═════ Data records

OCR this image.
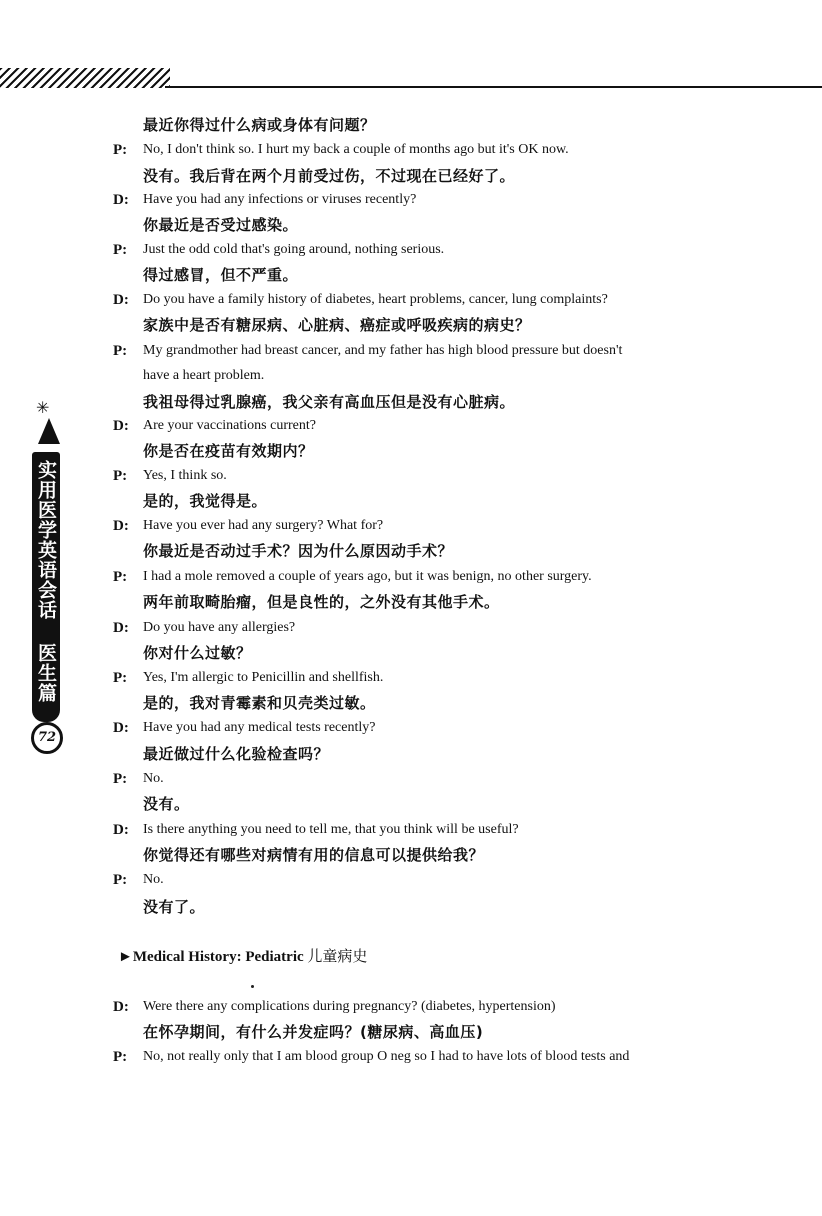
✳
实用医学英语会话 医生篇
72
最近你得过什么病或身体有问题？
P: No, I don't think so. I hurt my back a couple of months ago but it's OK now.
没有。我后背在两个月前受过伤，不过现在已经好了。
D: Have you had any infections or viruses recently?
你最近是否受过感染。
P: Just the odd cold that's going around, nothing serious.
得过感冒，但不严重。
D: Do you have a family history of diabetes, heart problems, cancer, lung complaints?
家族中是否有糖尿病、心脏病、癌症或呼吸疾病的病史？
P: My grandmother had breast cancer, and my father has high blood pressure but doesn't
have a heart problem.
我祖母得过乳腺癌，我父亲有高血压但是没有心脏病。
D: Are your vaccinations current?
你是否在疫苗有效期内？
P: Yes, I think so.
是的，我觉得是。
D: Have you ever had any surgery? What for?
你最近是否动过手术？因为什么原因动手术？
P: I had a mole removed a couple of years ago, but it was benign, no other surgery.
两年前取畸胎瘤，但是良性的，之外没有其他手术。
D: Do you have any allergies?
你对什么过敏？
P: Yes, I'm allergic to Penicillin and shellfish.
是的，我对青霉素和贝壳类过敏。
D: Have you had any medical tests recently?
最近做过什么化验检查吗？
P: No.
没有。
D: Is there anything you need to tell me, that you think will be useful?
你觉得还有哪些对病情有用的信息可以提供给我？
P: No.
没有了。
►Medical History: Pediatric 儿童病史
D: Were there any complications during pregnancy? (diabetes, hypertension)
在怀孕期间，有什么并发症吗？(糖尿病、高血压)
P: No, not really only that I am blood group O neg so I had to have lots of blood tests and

══════════

[Exercise directions]:
Which of the lines in the data hold the string "think"? Report each of them by copying it.

[Your response]:
P: No, I don't think so. I hurt my back a couple of months ago but it's OK now.
P: Yes, I think so.
D: Is there anything you need to tell me, that you think will be useful?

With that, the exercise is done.